:: Task details ::
Copy out the listing lines below verbatim, from the line containing "post-body-text: The United" through the line containing "likes-count[interactable]: 1.33k [270, 762, 343, 794]", both included.

================

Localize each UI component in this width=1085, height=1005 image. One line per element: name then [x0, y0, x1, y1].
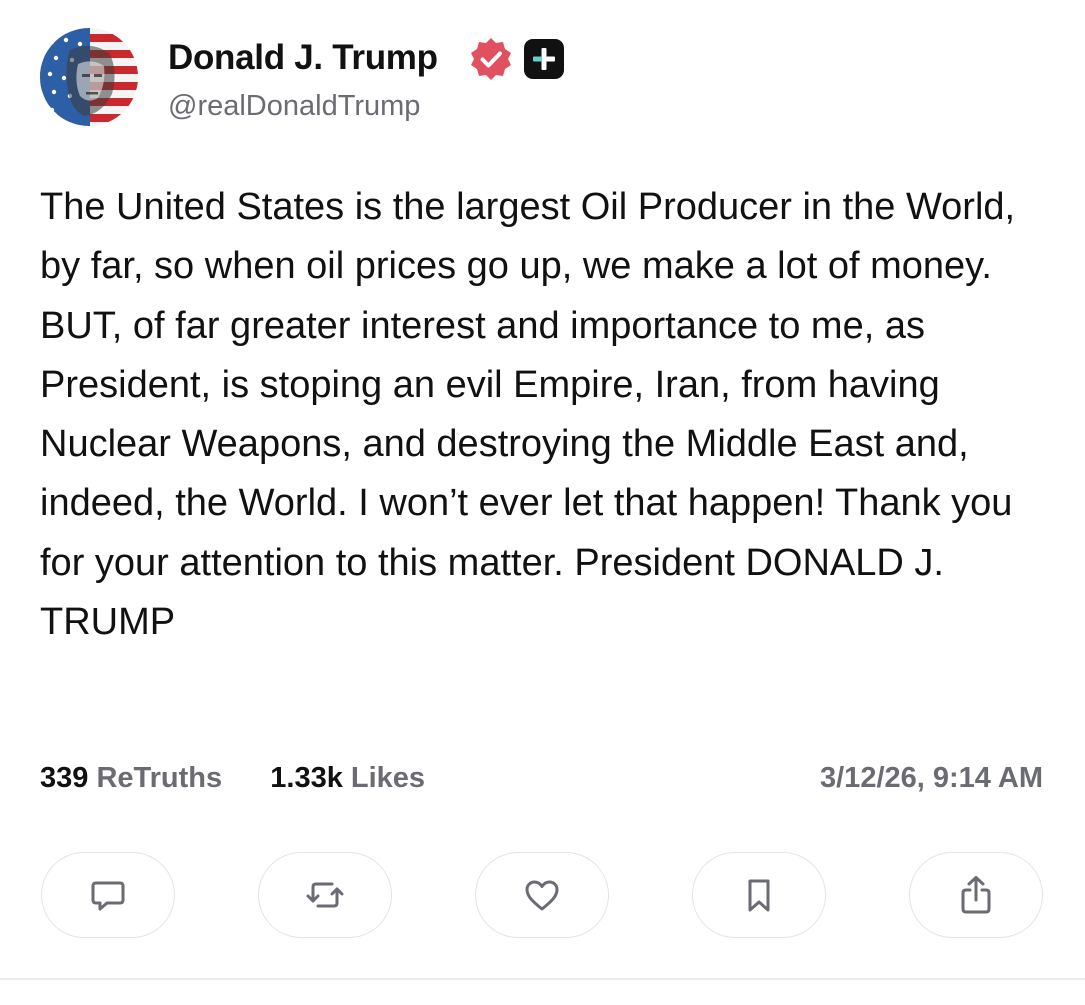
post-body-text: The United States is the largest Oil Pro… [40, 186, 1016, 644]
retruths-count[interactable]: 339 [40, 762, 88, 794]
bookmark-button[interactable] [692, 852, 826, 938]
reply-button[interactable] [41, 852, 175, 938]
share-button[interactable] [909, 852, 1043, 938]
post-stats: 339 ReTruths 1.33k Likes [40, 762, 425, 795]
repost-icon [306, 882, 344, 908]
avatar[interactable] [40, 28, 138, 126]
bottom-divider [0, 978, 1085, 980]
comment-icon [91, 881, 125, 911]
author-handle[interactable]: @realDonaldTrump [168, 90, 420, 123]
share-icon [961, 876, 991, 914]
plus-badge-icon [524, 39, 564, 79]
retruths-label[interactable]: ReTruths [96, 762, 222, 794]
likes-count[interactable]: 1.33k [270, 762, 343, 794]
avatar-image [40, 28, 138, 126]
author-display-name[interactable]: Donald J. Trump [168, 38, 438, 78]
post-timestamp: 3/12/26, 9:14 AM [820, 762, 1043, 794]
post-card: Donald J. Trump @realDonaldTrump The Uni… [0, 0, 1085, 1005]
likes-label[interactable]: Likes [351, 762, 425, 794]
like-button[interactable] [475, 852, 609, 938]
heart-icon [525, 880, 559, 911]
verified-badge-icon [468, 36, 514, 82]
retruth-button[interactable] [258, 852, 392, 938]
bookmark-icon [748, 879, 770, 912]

================

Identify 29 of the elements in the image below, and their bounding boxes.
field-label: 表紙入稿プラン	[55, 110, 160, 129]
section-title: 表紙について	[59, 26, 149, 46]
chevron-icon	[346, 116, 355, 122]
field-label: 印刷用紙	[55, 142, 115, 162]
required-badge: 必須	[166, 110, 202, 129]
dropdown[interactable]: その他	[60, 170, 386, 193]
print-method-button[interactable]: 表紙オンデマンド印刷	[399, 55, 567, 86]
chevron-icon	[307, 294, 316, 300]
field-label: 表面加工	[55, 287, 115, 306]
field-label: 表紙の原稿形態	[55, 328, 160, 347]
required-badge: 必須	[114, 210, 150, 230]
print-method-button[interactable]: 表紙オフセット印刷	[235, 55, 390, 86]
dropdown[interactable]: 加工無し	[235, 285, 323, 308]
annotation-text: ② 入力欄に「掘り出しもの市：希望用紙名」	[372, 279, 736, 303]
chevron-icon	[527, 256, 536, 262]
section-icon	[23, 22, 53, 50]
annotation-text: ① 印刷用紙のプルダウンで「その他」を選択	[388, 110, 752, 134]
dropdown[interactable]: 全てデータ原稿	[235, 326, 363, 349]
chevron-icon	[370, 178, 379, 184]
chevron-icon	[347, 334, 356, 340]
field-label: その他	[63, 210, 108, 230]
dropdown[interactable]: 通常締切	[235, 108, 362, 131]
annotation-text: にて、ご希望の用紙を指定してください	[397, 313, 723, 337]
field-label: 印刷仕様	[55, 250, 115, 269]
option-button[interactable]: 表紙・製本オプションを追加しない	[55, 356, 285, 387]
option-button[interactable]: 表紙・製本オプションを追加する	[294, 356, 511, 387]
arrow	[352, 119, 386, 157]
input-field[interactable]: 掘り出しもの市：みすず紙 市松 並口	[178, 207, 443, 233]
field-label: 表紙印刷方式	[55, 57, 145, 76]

================

:: Full answer ::
post-body-text: The United States is the largest Oil Pro… [40, 186, 1016, 644]
retruths-count[interactable]: 339 [40, 762, 88, 794]
bookmark-button[interactable] [692, 852, 826, 938]
reply-button[interactable] [41, 852, 175, 938]
share-button[interactable] [909, 852, 1043, 938]
post-stats: 339 ReTruths 1.33k Likes [40, 762, 425, 795]
repost-icon [306, 882, 344, 908]
avatar[interactable] [40, 28, 138, 126]
bottom-divider [0, 978, 1085, 980]
comment-icon [91, 881, 125, 911]
author-handle[interactable]: @realDonaldTrump [168, 90, 420, 123]
share-icon [961, 876, 991, 914]
plus-badge-icon [524, 39, 564, 79]
retruths-label[interactable]: ReTruths [96, 762, 222, 794]
likes-count[interactable]: 1.33k [270, 762, 343, 794]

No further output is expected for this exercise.